• [What is being asked]:
Wherever a line in the data below holds "Number", copy that line.

• [Extracted material]:
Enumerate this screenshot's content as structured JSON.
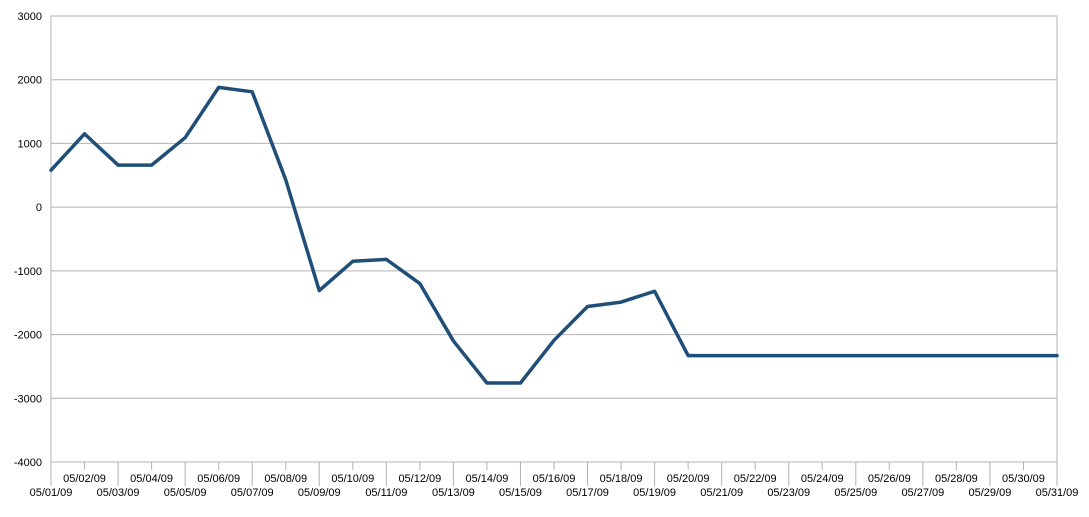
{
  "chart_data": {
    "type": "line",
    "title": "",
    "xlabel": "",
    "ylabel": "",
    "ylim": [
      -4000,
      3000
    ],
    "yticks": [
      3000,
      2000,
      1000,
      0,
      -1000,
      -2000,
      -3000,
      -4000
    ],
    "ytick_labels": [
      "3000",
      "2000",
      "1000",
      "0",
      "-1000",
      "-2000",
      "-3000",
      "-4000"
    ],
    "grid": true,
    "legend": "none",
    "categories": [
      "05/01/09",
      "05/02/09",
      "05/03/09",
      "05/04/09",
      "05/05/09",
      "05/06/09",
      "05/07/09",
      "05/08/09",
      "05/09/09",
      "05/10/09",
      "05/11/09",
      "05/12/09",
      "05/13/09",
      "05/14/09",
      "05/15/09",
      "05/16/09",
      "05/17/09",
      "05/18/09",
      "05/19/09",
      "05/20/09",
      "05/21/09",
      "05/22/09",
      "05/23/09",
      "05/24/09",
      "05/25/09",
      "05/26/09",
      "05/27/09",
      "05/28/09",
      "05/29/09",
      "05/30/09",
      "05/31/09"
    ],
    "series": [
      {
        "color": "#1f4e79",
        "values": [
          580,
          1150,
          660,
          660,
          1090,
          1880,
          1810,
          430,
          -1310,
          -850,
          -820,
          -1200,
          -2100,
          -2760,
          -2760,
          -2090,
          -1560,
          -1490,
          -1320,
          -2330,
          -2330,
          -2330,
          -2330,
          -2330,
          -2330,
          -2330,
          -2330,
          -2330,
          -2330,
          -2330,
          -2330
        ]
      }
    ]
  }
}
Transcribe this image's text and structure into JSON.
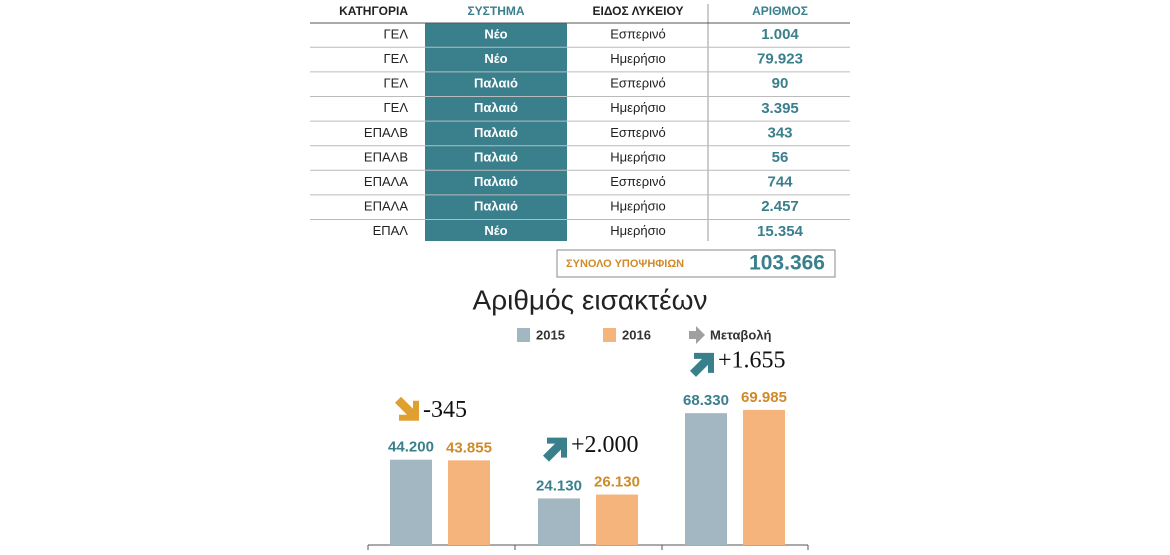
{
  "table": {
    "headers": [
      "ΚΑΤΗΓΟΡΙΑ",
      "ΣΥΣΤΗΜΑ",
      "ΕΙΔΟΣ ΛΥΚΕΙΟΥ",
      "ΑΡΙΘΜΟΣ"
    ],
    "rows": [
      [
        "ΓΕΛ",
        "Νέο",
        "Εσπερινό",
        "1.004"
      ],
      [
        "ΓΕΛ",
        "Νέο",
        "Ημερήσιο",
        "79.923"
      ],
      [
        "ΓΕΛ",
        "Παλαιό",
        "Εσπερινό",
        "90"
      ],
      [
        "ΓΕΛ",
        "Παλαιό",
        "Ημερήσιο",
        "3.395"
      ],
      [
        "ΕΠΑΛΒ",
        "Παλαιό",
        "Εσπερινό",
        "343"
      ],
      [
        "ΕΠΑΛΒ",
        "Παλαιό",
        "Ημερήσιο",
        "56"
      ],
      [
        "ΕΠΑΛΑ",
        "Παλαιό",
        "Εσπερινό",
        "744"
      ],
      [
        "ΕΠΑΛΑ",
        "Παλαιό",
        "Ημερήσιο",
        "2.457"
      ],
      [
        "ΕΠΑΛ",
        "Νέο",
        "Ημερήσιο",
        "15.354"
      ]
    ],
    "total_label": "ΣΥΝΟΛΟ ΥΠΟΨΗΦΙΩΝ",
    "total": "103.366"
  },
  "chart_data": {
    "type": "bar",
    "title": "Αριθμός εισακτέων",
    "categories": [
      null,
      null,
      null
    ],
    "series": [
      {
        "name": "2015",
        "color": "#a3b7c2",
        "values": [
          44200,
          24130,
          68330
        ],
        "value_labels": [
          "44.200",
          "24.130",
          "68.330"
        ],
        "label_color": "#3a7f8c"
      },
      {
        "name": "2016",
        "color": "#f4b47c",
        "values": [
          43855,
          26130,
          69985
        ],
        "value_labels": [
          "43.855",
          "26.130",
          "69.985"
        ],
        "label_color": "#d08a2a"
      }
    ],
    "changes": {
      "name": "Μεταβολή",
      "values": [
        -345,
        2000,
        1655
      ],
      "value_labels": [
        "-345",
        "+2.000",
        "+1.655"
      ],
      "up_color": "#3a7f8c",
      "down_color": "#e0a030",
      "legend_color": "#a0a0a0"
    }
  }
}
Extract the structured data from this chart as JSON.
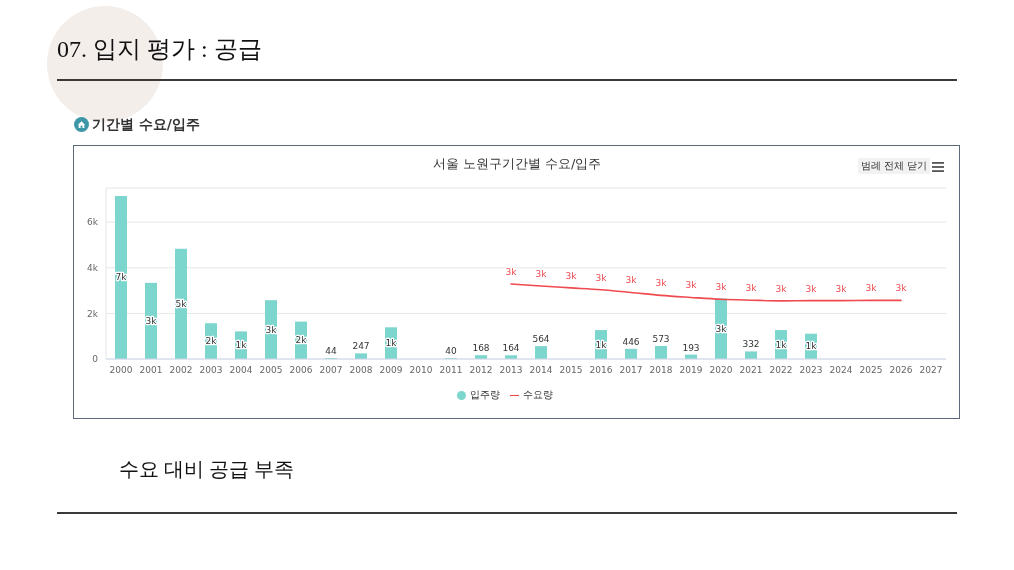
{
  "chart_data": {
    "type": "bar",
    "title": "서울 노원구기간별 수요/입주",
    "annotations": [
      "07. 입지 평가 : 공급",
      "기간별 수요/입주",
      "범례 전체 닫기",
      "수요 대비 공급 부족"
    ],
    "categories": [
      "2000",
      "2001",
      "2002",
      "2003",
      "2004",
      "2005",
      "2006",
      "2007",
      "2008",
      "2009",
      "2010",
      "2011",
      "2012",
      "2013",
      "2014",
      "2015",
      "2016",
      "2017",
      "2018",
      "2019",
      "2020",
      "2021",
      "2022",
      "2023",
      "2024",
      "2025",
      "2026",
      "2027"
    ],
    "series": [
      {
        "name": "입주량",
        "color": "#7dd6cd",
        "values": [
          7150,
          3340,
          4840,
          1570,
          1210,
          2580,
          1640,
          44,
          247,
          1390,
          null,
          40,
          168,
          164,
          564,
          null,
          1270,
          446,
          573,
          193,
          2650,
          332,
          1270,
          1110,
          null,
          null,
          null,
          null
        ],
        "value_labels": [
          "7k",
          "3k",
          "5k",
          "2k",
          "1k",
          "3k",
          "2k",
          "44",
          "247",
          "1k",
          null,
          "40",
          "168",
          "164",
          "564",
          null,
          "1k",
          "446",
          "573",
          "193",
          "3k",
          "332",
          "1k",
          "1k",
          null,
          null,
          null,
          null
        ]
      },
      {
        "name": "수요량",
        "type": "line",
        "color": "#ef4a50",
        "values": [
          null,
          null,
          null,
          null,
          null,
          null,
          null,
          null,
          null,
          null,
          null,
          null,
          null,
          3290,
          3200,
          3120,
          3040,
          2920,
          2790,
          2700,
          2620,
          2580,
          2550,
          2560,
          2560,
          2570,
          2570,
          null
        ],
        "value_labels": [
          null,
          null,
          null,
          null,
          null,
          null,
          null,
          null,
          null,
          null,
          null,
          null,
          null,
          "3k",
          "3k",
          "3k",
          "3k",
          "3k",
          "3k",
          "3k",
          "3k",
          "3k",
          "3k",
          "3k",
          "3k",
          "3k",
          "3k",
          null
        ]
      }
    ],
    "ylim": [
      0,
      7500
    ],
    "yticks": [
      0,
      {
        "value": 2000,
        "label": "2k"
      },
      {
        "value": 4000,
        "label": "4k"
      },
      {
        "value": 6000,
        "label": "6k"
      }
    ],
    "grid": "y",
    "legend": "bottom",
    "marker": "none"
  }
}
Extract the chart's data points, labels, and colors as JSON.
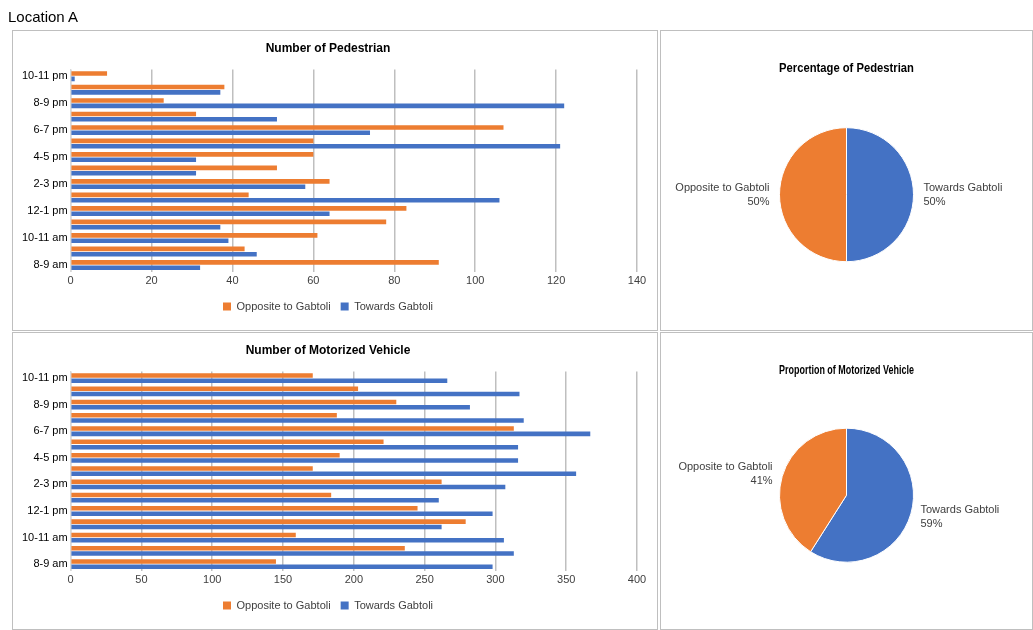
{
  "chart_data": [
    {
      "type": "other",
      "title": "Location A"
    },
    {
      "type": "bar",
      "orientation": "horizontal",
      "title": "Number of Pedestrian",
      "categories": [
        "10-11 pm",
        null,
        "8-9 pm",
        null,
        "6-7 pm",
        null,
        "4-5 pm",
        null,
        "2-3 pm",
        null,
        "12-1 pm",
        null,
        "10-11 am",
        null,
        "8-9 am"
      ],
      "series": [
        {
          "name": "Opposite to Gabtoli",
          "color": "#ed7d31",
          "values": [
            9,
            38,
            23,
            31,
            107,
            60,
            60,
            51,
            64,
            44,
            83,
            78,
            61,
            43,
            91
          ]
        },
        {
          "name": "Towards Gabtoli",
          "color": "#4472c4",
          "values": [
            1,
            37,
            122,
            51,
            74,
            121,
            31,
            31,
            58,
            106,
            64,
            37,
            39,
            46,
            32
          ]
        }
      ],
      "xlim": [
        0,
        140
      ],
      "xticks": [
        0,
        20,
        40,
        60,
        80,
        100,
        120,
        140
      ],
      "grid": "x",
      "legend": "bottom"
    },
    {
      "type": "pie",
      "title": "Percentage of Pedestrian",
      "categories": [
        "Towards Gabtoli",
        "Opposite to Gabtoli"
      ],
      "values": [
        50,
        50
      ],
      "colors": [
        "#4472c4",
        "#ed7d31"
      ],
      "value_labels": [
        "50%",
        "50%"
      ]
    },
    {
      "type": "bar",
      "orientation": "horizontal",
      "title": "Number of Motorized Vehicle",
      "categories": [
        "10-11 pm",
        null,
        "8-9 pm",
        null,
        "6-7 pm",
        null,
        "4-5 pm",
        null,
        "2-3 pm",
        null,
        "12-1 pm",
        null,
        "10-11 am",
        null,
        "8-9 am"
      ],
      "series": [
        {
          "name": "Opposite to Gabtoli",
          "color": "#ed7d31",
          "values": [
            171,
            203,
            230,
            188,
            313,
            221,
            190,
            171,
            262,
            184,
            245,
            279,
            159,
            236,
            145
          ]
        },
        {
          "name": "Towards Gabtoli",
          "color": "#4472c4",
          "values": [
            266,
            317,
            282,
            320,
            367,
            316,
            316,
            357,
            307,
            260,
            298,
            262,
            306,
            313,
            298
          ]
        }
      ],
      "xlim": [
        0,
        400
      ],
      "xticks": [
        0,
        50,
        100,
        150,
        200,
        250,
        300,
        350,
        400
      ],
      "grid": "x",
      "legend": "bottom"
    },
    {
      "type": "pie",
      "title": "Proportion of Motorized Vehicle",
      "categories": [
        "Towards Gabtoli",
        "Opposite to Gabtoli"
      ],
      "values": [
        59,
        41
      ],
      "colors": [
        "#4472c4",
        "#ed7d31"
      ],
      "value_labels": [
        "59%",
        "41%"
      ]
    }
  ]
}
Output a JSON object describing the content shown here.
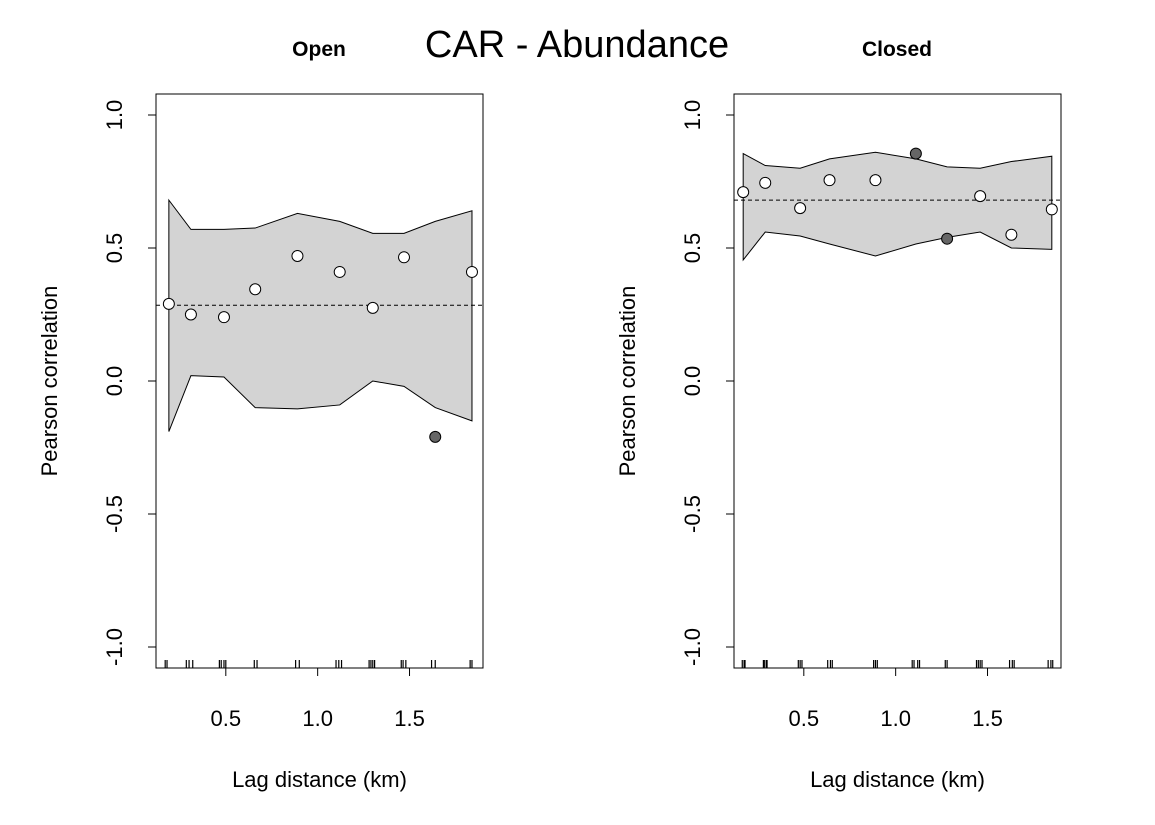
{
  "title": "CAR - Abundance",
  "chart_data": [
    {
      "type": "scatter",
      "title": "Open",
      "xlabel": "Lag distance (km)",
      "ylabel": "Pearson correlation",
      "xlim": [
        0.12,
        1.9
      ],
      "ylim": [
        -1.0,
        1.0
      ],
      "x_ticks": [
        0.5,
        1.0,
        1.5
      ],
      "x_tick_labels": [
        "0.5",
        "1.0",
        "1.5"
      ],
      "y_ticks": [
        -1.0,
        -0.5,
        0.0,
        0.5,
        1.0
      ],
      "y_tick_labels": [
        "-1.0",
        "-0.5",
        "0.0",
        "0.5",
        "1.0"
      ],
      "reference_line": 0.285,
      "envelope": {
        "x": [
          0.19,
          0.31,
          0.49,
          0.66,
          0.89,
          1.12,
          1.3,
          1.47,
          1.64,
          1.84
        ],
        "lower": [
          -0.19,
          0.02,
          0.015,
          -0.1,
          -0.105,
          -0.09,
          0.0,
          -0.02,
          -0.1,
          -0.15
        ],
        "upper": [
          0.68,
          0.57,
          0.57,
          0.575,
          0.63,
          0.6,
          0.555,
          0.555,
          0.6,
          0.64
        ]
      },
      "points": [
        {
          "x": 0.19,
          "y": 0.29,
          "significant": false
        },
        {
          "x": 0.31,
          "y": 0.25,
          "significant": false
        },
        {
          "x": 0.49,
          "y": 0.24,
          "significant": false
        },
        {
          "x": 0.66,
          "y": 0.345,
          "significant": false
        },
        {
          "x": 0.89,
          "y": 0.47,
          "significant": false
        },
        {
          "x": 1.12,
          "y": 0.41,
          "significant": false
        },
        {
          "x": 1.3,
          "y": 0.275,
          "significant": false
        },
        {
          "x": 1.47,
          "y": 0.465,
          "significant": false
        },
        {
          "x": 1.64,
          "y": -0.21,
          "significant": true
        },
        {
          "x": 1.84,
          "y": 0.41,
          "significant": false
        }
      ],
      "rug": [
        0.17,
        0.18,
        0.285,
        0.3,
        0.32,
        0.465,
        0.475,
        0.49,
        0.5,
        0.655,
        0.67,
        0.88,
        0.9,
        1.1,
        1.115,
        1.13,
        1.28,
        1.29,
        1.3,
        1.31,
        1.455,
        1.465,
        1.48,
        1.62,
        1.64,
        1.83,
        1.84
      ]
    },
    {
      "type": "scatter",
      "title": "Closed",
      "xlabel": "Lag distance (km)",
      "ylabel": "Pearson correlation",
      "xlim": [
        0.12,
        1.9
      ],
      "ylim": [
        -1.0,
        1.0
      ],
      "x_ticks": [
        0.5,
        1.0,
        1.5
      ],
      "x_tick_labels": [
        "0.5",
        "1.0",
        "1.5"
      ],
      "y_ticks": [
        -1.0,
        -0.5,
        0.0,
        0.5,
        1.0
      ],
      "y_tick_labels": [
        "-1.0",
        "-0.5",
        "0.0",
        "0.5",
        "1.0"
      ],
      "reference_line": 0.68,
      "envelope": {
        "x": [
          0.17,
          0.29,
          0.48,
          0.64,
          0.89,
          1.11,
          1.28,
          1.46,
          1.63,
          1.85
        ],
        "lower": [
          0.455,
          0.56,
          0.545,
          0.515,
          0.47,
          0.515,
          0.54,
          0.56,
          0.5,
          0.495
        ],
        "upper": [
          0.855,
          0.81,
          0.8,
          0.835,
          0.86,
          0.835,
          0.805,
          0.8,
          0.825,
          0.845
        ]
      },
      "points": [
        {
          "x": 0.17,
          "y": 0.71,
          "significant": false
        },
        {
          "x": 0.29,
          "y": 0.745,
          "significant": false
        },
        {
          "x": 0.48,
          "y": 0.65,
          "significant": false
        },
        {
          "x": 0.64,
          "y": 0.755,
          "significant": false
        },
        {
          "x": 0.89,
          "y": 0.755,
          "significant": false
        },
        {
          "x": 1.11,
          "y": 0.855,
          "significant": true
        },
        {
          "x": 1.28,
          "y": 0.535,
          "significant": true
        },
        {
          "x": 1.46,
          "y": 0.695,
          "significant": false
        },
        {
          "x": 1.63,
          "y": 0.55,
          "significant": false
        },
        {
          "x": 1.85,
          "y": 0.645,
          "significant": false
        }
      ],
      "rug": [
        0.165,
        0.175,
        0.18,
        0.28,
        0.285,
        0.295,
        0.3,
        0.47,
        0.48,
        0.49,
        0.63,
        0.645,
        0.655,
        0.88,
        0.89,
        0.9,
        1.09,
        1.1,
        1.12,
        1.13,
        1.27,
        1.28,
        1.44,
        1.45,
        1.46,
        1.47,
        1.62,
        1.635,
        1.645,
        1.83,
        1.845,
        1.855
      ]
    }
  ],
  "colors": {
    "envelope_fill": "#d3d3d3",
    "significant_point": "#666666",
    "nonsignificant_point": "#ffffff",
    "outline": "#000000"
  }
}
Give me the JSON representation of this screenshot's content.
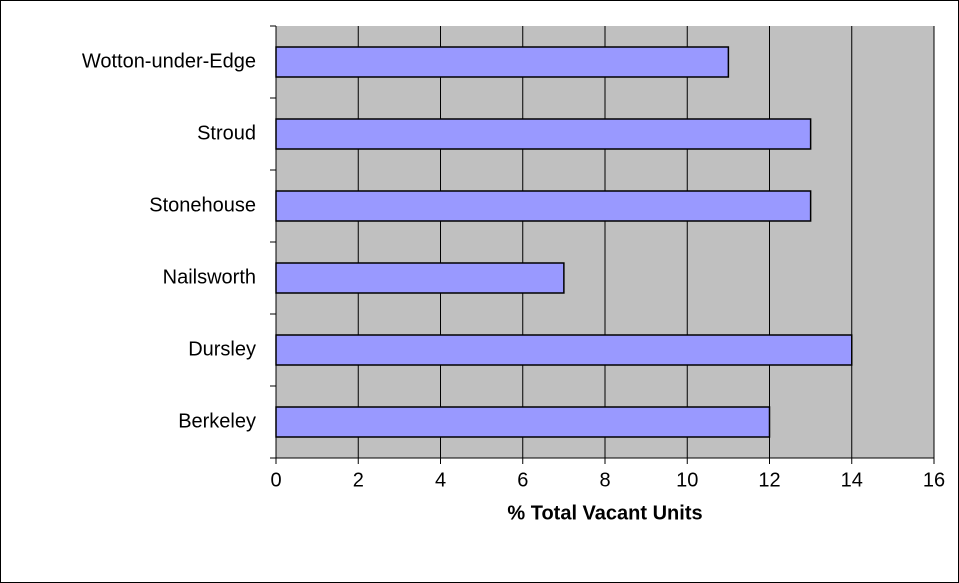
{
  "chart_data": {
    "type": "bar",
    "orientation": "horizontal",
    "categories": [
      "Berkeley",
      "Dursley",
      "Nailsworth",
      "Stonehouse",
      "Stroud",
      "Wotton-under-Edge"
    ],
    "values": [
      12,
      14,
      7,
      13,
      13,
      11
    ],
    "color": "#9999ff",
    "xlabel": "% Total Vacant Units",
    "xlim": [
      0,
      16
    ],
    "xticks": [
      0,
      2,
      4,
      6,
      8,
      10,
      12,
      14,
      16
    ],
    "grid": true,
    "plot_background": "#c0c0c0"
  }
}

• [Task answer]:
      "title": "Number of Pedestrian",
      "title": "Number of Motorized Vehicle",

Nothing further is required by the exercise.